TONY SCOTT “QUARTET” BRUSWICK BL58056 (USA)
(10inch)

しばらくぶりの珍しい10インチ盤。
このアルバムはトニースコットの音楽人生を代表する作品ではなかろうかと聴く度にいつも思っている。
風情があって良い感じ。
このアルバムはジャケットを変えて12インチ化されたこともあるが、何と言っても、このアルバムの写真が素敵である。
斜め上から写したクラリネットを吹いている所が、溌剌感が出ている。
オマケにまだ若い。
私など最近は、彼の写真などはジジイの姿しか見てないから、いや、こういうジャケットを見るとワクワクする。
顔もキリッとして良い男だ。
1953年12月、この作品はDICK KATZ(p), Earl May and Percy Heath(b) , Ossie Johnson(dm) とのカルテットである。
この年は、かれがダウンビートでポールウイナーに選出された年でもあり、もっとも意気揚々とした時期でもある。
そんな時だけに、力が漲っている事はサウンドから伝わってくる。
ノっている時は、優しさもちゃんと出るんだな。

かつて、Dexter Gordon-Wardel GrayとのThe Chaseの日本盤の裏に、スペースが足らなかったのか、なぜか入れられて発売されてしまい、それぞれのフアンが「悪くは無いけれど」と互いに大いに残念がった事ともあった。
そのオリジナルである10インチ盤を聴きたいと、どんなに思ったことか。
その私の当時の憧れのアルバムがこれだったのだ。

今、こうして聴くと、53年は既にジャズもモダンな音楽であり、新しい音楽の到来にみんな、いや彼もまた胸が膨らんでいたのだ。
ジャズにおける過去の楽器になろうとしているクラりネットを持った瞬間から、将来どんなに辛くとも、彼にはこれが己の道であった。
そんな気構えというか情熱が伝わってくる音である。
彼の音は現代風でしっかりと、やや堅めで、クリーンで時代を作っている事がわかる。
しかし、しかしだ、そのサウンドの根底に流れているのは、しみじみとした風情なのだ。
いい音楽だねえ。
いいねえ。


ついでながら、もう一枚同レーベルに続きがあってそれも入って来た。

[項目位置エントリ]

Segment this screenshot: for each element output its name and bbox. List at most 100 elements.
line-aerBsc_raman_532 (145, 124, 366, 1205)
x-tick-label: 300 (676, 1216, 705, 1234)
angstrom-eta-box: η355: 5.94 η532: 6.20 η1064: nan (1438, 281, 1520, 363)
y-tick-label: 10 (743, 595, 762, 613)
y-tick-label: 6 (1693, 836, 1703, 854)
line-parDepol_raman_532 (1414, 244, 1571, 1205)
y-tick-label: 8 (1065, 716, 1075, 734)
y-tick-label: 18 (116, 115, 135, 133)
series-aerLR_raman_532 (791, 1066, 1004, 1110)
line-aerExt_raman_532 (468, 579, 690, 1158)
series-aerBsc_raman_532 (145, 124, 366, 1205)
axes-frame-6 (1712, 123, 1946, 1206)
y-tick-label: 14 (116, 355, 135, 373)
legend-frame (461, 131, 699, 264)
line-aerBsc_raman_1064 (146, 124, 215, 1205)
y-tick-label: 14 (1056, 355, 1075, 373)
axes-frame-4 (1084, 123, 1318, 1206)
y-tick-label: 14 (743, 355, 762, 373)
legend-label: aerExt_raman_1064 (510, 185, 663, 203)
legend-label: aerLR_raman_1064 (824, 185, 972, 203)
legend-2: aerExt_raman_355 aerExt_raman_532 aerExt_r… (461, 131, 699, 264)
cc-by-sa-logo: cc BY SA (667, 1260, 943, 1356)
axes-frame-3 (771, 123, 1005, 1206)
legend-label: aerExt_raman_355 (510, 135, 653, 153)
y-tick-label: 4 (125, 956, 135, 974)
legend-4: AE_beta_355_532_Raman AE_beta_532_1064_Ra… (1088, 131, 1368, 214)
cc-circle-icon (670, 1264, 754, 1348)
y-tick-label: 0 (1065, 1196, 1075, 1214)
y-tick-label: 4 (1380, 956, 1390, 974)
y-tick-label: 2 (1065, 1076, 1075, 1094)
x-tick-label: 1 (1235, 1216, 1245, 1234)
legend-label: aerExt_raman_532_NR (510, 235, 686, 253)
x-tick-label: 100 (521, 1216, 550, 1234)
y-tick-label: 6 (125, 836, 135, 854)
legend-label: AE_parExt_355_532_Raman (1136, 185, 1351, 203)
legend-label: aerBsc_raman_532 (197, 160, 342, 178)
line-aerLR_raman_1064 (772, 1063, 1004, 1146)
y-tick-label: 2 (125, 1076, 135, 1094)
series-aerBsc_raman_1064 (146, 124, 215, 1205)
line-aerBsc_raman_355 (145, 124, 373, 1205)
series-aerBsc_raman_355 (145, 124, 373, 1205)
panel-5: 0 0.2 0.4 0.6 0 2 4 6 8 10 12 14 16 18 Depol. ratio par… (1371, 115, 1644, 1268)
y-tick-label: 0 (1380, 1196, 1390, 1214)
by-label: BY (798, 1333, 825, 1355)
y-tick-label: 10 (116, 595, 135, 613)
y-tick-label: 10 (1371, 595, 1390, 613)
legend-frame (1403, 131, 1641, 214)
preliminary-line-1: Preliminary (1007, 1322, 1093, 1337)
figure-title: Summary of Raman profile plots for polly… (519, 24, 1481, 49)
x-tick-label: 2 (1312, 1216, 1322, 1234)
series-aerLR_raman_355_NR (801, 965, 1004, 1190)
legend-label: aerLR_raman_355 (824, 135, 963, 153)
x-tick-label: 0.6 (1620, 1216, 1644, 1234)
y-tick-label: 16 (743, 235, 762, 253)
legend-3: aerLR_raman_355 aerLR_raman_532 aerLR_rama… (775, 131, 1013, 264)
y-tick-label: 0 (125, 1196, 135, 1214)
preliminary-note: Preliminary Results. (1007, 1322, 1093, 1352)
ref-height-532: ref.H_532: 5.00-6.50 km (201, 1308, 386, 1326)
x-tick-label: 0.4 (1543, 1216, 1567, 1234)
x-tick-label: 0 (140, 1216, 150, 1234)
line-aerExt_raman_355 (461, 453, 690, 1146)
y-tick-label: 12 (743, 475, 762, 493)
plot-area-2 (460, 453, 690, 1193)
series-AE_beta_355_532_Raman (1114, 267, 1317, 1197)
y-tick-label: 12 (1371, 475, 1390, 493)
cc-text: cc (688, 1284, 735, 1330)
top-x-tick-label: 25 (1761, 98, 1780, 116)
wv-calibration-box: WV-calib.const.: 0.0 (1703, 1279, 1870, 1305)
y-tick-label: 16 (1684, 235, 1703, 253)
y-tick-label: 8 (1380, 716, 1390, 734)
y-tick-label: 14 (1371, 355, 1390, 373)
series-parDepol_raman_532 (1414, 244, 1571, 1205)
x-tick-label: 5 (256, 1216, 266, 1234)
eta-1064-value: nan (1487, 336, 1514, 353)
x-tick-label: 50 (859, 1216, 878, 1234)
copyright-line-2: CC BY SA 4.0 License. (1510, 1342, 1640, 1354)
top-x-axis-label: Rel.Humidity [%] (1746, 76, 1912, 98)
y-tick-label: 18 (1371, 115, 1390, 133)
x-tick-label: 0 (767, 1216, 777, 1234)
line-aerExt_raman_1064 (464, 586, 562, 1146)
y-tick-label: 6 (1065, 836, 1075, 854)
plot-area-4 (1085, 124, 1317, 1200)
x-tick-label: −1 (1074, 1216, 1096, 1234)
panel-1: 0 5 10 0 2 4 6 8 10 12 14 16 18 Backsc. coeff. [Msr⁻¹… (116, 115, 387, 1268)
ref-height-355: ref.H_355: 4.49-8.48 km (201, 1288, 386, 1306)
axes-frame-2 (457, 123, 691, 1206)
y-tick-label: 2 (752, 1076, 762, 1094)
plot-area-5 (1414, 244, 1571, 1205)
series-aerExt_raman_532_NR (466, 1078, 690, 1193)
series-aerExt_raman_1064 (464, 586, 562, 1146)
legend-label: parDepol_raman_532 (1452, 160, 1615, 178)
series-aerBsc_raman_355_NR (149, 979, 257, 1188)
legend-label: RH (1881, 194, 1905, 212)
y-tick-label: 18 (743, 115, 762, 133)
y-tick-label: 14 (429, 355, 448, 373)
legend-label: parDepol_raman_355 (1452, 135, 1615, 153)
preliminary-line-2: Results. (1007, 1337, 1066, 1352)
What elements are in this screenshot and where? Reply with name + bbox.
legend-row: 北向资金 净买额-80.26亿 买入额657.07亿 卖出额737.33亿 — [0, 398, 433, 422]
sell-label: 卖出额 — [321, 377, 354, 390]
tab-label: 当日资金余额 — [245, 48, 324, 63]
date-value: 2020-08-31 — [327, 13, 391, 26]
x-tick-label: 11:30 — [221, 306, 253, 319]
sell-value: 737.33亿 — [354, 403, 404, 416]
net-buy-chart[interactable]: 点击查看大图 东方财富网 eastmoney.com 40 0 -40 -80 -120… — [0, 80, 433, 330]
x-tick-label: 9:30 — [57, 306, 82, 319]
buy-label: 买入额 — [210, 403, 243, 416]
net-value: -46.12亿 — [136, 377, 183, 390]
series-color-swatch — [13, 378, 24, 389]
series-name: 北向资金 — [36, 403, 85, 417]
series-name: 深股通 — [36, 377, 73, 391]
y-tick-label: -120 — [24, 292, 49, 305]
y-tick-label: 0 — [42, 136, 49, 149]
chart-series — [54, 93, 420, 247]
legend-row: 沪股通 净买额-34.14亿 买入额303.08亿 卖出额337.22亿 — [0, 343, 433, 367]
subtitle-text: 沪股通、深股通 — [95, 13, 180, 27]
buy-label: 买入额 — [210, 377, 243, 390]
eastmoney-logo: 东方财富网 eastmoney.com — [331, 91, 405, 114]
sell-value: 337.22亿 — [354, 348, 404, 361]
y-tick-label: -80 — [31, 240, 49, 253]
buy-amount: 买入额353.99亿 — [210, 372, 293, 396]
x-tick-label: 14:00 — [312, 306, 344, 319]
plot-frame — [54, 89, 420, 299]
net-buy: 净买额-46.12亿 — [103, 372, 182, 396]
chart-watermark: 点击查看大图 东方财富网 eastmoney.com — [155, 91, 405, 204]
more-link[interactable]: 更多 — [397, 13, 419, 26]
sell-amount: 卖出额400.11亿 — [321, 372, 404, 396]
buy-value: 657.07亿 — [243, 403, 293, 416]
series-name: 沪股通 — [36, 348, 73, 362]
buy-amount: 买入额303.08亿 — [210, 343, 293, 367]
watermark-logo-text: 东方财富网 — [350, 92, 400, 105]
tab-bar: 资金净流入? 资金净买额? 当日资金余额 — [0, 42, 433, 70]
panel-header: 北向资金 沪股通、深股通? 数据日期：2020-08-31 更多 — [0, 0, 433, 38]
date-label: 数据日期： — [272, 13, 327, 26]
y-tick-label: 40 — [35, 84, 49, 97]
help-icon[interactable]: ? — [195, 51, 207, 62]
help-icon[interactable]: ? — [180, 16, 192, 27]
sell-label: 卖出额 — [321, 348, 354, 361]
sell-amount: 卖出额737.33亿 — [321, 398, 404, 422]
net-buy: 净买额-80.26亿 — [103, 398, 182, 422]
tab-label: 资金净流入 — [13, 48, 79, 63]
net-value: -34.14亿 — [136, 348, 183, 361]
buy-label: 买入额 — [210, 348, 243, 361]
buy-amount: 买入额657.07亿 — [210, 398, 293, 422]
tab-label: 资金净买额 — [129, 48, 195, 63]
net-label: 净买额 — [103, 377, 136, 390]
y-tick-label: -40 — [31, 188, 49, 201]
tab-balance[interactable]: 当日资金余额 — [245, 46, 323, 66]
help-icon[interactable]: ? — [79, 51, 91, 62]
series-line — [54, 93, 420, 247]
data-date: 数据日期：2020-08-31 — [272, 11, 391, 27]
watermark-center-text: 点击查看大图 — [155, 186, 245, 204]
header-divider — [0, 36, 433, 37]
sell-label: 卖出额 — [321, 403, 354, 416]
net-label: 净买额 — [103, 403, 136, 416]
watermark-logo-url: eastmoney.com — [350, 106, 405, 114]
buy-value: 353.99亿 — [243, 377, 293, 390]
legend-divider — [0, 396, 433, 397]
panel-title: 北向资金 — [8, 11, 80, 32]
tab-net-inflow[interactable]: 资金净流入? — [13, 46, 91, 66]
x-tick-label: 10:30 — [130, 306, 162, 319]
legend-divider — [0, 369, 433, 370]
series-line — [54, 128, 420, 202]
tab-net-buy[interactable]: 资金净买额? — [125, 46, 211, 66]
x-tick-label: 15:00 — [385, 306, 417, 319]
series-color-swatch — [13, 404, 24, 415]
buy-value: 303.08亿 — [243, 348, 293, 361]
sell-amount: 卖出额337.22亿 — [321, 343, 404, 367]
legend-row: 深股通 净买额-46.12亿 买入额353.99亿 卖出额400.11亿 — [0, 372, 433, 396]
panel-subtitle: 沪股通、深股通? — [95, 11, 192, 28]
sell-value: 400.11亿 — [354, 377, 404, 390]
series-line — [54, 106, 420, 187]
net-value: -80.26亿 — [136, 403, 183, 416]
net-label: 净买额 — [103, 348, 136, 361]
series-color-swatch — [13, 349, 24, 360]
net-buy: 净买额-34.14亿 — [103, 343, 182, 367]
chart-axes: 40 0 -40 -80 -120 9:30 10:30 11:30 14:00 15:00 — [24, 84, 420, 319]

- _小課題 1_
アルバム評の本文のうち、"このアルバムはジャケットを変"から"ノっている時は、優しさもちゃんと出るんだな。"までを、両端を含めてそのまま書き写してもらえますか？
- _小課題 2_
アルバム評で、1953年12月のカルテットの共演者として担当楽器とともに名前が挙げられている奏者は誰ですか？全員挙げてください。

- _解答例 1_
このアルバムはジャケットを変えて12インチ化されたこともあるが、何と言っても、このアルバムの写真が素敵である。
斜め上から写したクラリネットを吹いている所が、溌剌感が出ている。
オマケにまだ若い。
私など最近は、彼の写真などはジジイの姿しか見てないから、いや、こういうジャケットを見るとワクワクする。
顔もキリッとして良い男だ。
1953年12月、この作品はDICK KATZ(p), Earl May and Percy Heath(b) , Ossie Johnson(dm) とのカルテットである。
この年は、かれがダウンビートでポールウイナーに選出された年でもあり、もっとも意気揚々とした時期でもある。
そんな時だけに、力が漲っている事はサウンドから伝わってくる。
ノっている時は、優しさもちゃんと出るんだな。

- _解答例 2_
DICK KATZ（p）、Earl May（b）、Percy Heath（b）、Ossie Johnson（dm）